**Description of the task**
From the data that follows, copy every line holding the string "this".

(Dataset rows)
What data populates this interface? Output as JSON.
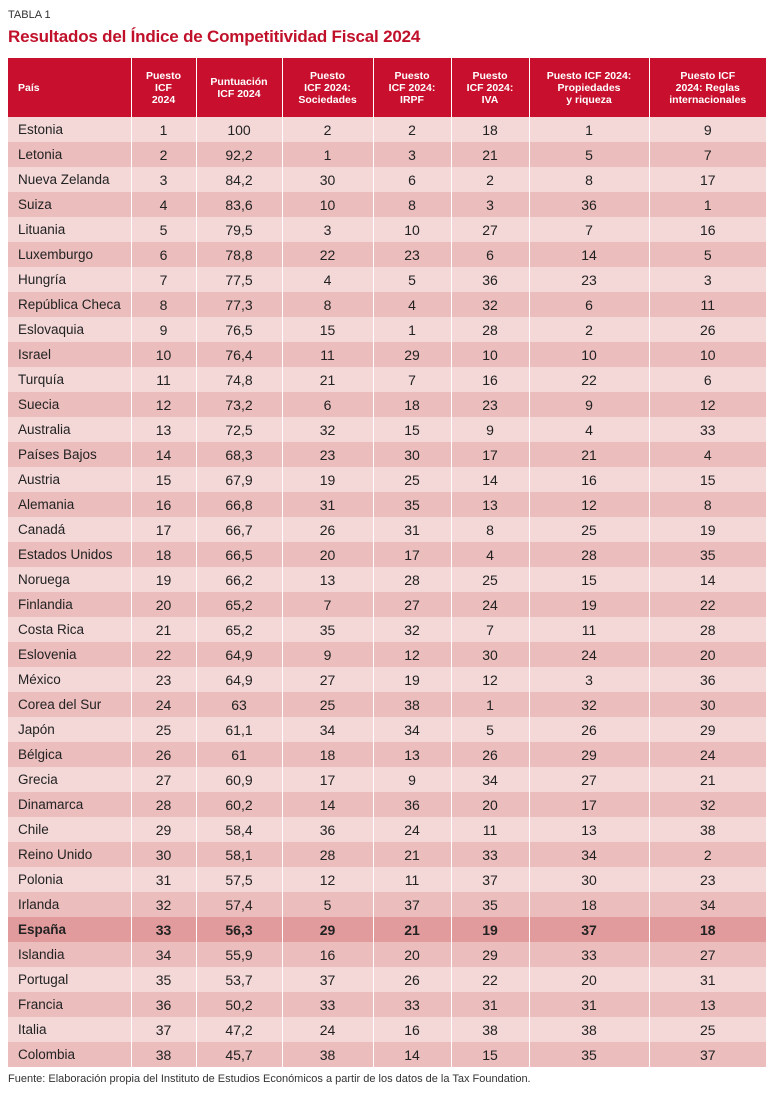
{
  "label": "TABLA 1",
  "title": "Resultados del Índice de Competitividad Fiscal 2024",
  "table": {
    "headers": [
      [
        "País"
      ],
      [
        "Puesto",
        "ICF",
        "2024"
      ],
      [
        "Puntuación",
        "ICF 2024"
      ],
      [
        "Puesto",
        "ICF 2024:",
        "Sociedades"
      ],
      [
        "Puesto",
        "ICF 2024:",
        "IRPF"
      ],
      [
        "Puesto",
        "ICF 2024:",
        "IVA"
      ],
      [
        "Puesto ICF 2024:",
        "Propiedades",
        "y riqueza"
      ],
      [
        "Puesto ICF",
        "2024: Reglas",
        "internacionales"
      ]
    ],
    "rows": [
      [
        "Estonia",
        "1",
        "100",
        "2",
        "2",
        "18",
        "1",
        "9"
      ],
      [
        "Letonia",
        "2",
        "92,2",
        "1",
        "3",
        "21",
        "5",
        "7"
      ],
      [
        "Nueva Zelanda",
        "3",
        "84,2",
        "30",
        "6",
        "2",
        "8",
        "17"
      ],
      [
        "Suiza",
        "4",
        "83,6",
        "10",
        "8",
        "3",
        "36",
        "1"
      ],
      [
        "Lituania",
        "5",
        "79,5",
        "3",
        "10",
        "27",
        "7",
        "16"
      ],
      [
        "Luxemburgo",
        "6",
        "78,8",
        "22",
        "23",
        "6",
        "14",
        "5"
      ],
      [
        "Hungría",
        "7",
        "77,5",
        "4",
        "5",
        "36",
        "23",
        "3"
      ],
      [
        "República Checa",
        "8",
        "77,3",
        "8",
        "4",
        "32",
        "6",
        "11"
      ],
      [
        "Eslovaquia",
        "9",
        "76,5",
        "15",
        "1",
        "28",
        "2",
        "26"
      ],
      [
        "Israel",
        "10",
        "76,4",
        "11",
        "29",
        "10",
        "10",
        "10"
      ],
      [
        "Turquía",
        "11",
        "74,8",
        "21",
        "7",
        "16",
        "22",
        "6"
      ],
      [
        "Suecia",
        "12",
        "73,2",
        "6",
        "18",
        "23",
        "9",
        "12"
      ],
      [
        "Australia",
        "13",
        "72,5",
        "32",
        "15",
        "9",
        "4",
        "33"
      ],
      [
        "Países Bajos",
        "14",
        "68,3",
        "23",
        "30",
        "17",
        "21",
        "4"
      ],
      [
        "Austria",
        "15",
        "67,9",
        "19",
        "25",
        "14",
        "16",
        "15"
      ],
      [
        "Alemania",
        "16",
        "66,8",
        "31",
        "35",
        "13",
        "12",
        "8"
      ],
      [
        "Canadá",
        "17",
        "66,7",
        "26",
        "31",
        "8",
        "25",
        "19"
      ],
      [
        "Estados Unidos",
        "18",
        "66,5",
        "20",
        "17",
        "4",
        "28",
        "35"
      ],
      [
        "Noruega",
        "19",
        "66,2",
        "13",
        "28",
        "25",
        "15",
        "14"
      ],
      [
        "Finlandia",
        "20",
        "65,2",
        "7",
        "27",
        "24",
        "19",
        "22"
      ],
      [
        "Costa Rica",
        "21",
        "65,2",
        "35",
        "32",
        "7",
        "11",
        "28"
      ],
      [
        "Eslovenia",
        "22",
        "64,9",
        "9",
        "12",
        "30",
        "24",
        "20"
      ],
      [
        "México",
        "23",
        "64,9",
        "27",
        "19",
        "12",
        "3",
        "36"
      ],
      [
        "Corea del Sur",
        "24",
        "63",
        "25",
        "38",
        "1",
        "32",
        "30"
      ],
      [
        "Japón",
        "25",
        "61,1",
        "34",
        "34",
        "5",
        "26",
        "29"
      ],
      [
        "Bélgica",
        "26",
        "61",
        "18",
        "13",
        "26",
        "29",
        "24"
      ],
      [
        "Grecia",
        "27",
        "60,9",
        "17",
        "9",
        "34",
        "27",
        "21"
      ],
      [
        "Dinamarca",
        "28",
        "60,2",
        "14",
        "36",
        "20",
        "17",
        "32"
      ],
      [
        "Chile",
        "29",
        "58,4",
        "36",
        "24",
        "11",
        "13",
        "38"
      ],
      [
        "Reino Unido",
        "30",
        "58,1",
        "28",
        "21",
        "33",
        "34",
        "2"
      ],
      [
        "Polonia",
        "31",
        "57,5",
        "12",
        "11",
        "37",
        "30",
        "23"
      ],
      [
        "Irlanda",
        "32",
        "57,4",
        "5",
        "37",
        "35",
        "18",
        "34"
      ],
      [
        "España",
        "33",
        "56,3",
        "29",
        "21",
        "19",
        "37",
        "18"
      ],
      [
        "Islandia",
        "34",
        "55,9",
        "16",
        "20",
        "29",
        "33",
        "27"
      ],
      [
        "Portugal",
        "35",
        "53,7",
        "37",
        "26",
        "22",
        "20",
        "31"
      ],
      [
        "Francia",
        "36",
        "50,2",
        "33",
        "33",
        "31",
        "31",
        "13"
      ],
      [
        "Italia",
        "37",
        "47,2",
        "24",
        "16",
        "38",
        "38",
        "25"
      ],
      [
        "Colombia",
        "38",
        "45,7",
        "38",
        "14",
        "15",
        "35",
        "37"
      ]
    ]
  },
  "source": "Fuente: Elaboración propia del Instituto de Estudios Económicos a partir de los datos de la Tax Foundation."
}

==

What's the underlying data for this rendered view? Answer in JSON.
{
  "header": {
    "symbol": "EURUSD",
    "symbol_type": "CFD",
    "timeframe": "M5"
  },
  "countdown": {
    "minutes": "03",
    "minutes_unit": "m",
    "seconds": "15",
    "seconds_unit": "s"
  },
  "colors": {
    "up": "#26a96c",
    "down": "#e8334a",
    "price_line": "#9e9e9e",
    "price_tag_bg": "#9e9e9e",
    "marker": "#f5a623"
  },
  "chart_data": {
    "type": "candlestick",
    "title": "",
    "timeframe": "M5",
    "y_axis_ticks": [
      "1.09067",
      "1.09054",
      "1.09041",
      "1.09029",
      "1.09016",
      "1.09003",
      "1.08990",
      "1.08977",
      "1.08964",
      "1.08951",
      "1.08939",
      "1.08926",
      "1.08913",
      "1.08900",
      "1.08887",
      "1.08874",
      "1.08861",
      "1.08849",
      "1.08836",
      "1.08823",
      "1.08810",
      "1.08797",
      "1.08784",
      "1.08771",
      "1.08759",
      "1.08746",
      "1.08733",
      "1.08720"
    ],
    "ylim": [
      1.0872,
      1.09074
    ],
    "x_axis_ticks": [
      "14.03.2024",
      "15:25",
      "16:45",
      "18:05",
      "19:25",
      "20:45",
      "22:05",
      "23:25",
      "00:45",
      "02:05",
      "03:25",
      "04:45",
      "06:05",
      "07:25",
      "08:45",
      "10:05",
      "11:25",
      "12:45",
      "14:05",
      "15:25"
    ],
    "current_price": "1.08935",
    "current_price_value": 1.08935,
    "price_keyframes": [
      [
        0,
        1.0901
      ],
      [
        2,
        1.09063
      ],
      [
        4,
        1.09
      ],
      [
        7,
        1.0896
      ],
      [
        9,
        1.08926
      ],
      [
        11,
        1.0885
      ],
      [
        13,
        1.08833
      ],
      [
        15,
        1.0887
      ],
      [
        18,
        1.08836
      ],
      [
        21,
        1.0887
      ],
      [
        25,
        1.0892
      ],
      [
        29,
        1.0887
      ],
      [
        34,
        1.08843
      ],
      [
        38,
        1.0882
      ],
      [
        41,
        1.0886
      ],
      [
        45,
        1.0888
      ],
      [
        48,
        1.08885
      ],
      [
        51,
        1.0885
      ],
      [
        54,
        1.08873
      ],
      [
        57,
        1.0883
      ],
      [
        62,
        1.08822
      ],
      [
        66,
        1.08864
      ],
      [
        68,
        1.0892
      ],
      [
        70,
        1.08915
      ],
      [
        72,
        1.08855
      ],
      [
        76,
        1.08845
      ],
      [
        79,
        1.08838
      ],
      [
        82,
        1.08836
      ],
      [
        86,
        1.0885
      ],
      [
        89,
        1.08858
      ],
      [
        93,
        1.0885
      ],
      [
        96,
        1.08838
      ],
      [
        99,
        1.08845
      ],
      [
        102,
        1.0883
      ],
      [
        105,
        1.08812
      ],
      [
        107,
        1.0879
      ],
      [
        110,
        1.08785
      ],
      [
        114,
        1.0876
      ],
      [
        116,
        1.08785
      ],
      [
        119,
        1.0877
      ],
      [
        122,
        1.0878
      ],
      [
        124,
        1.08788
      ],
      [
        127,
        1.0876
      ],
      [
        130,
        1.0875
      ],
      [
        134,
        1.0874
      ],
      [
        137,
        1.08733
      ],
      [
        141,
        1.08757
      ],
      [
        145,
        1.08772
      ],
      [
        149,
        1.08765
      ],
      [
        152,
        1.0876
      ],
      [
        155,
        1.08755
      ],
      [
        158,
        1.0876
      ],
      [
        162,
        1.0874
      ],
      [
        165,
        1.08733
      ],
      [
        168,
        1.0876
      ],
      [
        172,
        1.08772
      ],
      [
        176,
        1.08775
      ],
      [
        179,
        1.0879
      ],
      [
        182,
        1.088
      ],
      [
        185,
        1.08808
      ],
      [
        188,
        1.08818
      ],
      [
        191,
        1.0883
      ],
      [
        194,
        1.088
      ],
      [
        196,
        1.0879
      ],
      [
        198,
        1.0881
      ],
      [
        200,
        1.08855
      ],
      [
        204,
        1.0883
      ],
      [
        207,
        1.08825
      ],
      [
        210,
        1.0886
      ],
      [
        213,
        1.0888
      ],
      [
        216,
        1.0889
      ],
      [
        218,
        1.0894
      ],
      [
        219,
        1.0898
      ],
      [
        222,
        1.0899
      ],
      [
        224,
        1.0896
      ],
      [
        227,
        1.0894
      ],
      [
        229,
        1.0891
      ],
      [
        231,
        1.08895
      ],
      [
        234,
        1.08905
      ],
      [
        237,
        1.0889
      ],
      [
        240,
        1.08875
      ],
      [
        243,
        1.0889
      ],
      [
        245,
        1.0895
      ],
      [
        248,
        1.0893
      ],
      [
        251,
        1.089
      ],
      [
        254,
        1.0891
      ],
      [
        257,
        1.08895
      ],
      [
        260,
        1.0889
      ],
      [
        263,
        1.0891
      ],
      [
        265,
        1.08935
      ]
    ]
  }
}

**The reply**
What data populates this interface? Output as JSON.
What's the underlying data for this rendered view? Answer in JSON.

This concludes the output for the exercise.